• [What you will do] Below are records. Count every line containing the word "this" and give the number alone.

Extracted data entries
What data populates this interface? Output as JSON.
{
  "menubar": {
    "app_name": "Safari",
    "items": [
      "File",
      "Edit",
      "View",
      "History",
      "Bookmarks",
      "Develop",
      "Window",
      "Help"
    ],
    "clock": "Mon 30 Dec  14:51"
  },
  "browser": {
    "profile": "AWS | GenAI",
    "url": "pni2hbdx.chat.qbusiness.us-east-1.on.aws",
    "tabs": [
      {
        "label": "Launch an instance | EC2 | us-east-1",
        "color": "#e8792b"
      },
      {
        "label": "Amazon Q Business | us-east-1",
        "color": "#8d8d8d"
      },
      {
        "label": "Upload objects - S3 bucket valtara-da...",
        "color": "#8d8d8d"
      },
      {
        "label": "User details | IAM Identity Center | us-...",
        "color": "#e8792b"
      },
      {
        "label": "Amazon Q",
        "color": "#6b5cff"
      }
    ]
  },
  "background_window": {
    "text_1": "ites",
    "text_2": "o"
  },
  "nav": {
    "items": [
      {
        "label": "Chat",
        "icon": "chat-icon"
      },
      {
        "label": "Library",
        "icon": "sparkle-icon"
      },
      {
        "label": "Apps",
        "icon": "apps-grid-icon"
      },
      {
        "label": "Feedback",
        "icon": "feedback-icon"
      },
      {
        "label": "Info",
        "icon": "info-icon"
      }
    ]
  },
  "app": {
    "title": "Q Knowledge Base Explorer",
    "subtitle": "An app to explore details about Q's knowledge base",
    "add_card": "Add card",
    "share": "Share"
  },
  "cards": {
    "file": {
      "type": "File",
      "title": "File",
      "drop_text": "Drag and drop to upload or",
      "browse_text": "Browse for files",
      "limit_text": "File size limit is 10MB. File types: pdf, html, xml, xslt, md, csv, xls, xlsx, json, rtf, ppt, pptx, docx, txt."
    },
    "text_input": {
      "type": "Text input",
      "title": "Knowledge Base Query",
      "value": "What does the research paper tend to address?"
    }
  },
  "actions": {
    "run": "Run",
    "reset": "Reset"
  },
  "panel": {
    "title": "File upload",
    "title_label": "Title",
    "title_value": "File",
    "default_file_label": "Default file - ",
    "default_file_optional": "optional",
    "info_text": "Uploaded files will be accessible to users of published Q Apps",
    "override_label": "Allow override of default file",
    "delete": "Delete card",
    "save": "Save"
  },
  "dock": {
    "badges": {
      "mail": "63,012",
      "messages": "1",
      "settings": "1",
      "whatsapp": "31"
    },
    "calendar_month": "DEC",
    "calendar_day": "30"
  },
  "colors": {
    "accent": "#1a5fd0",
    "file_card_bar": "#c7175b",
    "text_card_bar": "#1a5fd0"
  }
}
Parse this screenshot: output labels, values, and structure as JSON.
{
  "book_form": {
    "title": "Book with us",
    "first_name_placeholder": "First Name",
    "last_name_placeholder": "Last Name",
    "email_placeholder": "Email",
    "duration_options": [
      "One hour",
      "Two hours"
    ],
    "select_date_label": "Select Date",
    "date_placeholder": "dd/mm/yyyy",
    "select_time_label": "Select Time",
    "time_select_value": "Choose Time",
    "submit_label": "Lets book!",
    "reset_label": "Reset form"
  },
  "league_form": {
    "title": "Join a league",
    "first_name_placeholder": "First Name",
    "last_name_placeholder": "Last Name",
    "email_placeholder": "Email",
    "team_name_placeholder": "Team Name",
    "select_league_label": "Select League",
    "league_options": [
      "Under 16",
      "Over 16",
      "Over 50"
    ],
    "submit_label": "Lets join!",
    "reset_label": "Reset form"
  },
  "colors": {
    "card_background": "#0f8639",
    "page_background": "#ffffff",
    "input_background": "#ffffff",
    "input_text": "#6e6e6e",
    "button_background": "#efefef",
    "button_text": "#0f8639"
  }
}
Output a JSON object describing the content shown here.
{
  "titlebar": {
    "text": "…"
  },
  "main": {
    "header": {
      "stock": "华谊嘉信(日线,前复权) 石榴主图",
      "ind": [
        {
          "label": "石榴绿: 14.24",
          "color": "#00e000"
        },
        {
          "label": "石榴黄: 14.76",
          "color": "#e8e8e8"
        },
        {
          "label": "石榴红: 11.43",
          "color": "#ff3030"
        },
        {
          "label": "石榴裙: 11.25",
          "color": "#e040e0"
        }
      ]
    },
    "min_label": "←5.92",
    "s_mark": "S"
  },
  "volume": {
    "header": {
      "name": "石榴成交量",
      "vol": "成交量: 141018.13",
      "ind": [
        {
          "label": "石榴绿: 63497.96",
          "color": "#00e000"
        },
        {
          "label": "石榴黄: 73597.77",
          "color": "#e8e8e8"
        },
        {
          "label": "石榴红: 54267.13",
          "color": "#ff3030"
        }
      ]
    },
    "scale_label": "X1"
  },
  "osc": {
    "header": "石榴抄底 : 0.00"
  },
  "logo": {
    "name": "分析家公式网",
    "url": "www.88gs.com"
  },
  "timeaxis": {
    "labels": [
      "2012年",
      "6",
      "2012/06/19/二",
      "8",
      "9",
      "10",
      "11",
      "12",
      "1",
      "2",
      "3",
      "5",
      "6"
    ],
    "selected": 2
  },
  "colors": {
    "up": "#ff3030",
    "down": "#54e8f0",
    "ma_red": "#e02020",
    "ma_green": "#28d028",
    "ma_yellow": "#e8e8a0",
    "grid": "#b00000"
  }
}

• [Response] 2